Supplied material:
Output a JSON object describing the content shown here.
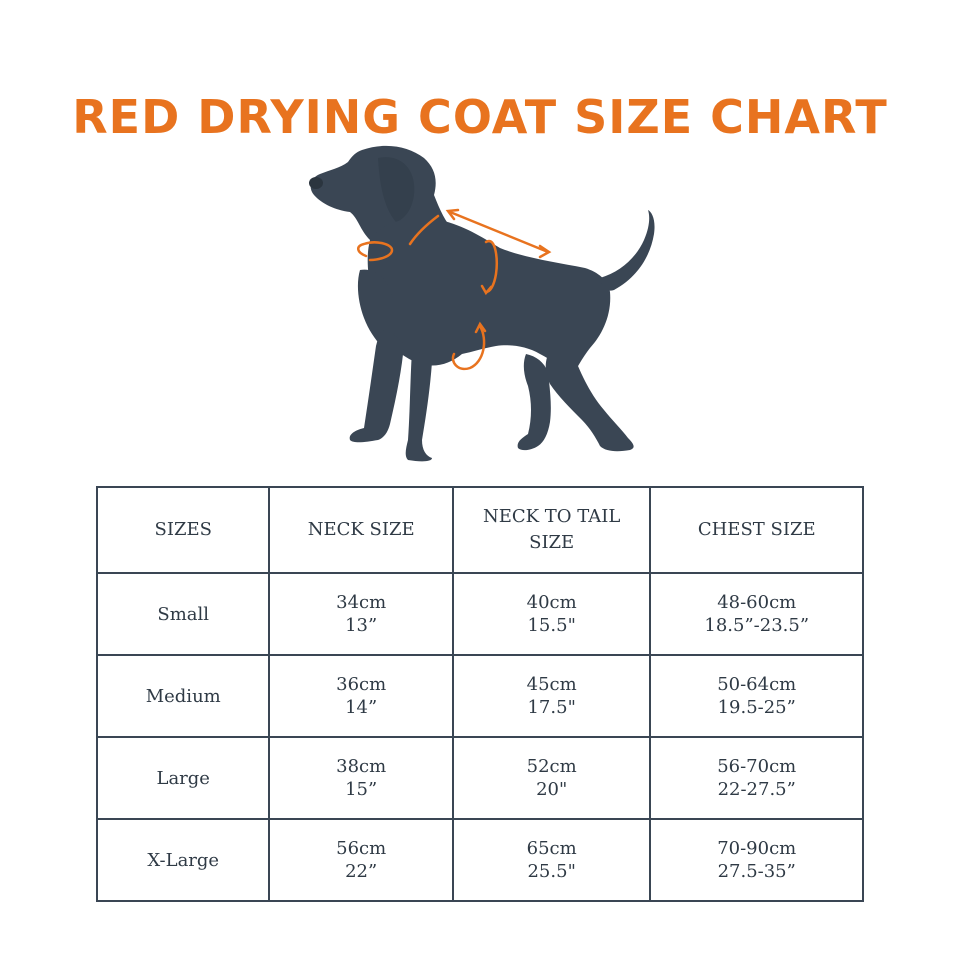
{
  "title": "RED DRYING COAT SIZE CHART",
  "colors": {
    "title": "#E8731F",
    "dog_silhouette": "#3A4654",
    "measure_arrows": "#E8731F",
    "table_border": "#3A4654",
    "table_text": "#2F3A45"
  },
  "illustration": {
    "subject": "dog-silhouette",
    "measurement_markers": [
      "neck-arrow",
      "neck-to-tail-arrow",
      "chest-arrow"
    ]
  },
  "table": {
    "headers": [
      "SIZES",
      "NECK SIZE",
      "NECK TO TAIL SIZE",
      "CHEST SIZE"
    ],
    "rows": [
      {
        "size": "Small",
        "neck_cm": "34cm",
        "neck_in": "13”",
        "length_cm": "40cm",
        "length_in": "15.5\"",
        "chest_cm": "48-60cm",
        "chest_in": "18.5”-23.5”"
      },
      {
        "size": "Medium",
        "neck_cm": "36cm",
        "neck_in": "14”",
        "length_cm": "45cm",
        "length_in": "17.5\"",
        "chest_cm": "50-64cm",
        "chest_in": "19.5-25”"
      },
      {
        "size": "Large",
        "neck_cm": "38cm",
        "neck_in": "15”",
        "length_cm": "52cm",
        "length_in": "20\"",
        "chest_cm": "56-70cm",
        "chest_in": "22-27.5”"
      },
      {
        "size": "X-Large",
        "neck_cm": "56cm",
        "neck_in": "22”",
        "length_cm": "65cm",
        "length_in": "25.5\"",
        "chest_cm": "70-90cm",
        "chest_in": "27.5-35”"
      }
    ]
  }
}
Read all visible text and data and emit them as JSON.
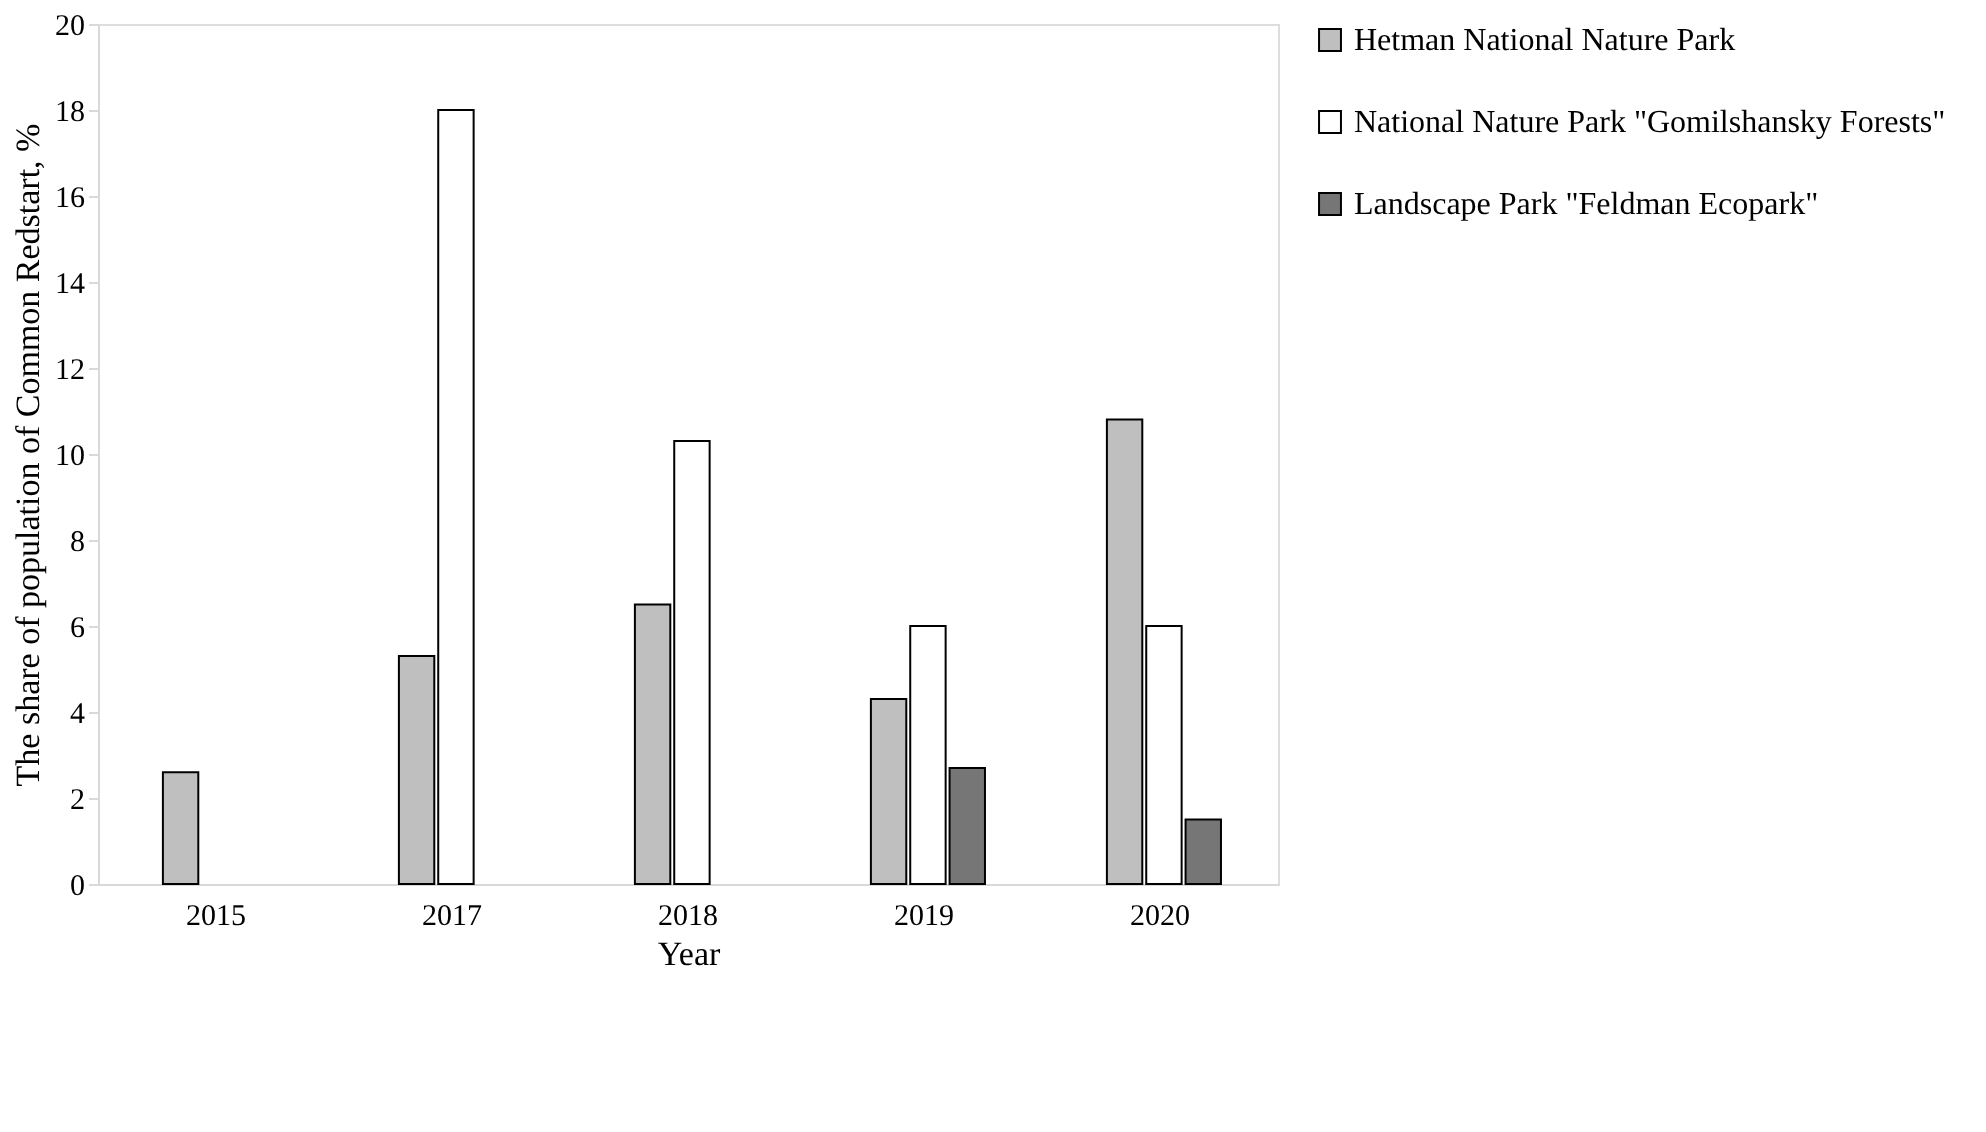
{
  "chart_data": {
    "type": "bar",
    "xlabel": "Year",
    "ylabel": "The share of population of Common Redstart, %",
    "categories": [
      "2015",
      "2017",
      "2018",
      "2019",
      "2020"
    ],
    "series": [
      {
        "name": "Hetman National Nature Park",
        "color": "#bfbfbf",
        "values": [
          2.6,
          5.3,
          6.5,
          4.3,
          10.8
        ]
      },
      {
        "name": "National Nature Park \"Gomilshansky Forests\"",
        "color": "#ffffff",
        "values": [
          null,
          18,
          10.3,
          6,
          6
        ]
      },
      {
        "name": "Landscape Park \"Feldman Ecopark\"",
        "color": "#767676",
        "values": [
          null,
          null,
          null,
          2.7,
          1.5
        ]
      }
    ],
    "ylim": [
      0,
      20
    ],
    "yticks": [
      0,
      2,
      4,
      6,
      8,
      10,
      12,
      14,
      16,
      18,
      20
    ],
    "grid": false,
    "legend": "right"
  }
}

What this task involves: How many lines of these entries contain "name"? Answer with the number and nothing else.

Solved problem: 3